Instructions for the task
Which lines contain the string "JSON"? Please list every one of them.

++++

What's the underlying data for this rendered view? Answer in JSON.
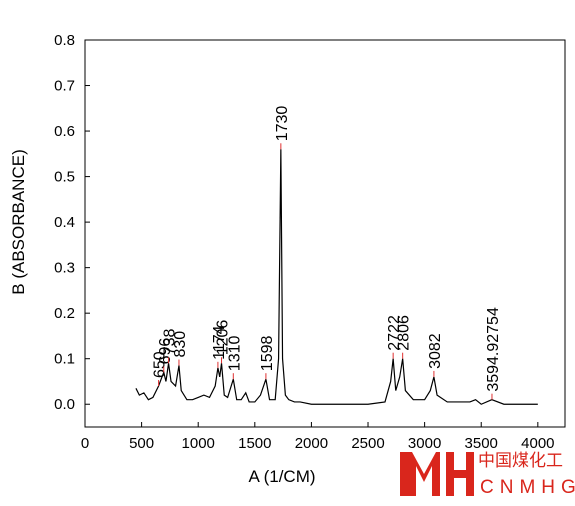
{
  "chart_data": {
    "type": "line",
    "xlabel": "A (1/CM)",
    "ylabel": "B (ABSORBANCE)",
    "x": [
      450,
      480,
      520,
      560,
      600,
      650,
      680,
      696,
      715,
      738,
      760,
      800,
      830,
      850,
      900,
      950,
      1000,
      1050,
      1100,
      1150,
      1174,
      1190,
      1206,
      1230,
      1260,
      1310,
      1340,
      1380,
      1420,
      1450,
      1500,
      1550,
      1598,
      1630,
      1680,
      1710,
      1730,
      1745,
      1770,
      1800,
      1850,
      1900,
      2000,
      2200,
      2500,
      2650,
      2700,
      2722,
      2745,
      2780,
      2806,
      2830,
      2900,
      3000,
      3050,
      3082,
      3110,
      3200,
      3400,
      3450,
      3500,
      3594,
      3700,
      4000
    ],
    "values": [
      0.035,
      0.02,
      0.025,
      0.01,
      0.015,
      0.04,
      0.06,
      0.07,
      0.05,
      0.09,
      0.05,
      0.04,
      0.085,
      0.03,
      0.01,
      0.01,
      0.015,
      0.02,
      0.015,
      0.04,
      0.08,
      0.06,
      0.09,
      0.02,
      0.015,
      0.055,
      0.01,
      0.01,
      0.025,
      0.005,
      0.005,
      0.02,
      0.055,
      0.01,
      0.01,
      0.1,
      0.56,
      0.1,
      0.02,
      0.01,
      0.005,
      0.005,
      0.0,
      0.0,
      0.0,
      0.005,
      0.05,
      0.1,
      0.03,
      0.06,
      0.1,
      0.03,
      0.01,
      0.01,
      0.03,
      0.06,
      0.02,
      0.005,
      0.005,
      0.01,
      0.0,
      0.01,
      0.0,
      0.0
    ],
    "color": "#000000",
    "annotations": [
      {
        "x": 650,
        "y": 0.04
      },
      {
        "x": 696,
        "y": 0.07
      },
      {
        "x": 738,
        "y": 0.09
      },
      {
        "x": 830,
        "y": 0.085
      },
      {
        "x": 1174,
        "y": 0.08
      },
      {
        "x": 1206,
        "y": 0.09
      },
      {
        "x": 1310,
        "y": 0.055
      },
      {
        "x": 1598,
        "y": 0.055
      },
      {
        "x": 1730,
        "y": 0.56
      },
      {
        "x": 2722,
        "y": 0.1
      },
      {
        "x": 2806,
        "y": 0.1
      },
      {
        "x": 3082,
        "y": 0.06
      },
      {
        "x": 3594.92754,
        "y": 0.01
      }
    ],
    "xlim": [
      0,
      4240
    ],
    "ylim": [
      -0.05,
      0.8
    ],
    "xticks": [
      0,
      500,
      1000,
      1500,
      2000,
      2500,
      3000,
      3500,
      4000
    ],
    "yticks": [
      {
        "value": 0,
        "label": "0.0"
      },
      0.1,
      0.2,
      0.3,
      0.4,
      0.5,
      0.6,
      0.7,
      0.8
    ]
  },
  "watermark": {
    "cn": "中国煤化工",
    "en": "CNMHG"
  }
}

++++

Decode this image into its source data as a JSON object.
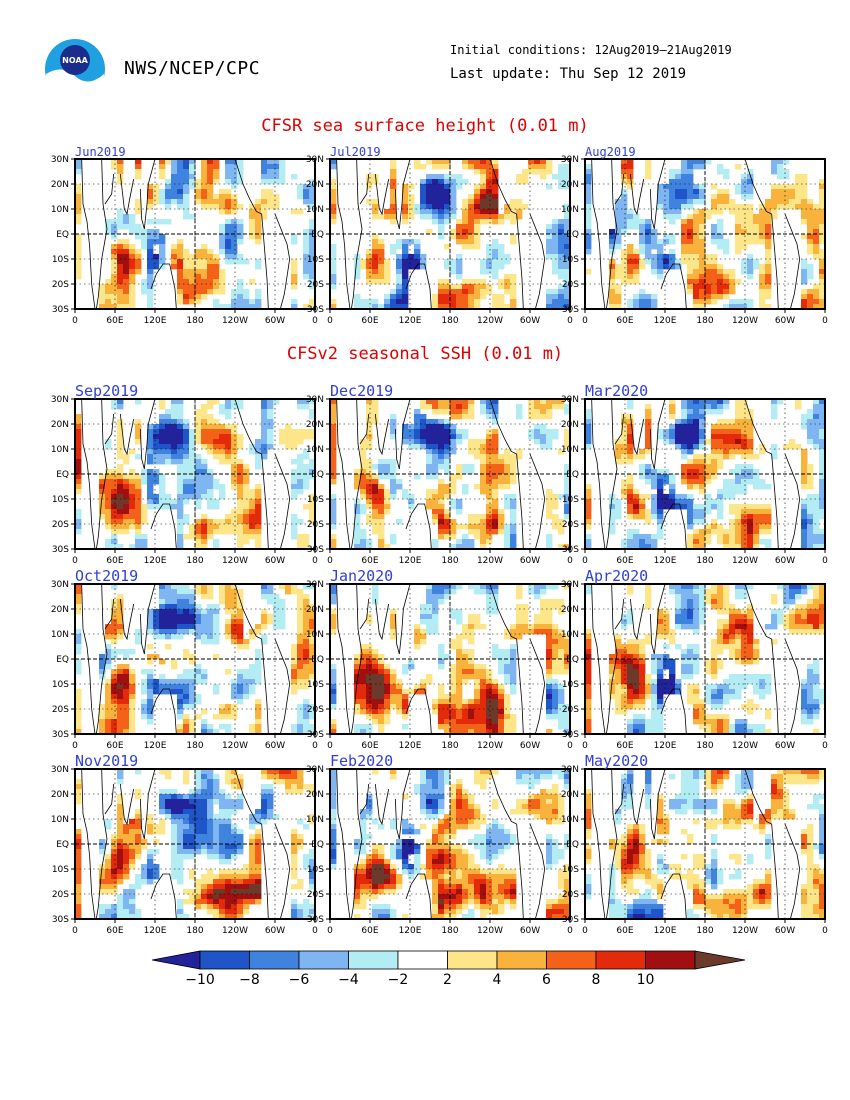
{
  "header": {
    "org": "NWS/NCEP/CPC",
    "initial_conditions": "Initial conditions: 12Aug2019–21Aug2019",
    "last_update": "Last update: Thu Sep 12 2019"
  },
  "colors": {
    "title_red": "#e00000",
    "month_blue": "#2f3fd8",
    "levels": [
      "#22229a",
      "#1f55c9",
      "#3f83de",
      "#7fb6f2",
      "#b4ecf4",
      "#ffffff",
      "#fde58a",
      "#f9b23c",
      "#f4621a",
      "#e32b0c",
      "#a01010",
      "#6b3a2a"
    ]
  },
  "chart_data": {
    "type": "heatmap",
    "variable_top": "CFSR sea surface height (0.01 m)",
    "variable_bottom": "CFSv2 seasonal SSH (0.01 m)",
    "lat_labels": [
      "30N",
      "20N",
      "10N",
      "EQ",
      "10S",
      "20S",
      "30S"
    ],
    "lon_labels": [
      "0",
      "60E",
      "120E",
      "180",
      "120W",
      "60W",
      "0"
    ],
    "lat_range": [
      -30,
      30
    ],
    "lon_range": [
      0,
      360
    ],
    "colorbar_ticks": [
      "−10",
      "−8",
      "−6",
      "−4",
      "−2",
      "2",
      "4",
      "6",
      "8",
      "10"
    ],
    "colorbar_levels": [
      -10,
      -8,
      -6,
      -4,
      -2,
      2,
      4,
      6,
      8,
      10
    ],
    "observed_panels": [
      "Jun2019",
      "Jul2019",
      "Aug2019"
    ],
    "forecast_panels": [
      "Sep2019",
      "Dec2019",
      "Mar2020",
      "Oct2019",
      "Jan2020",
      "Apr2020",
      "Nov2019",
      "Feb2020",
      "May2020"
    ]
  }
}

++++

Solution to this task
What's the underlying data for this rendered view? Answer in JSON.
Decode this image into its source data as a JSON object.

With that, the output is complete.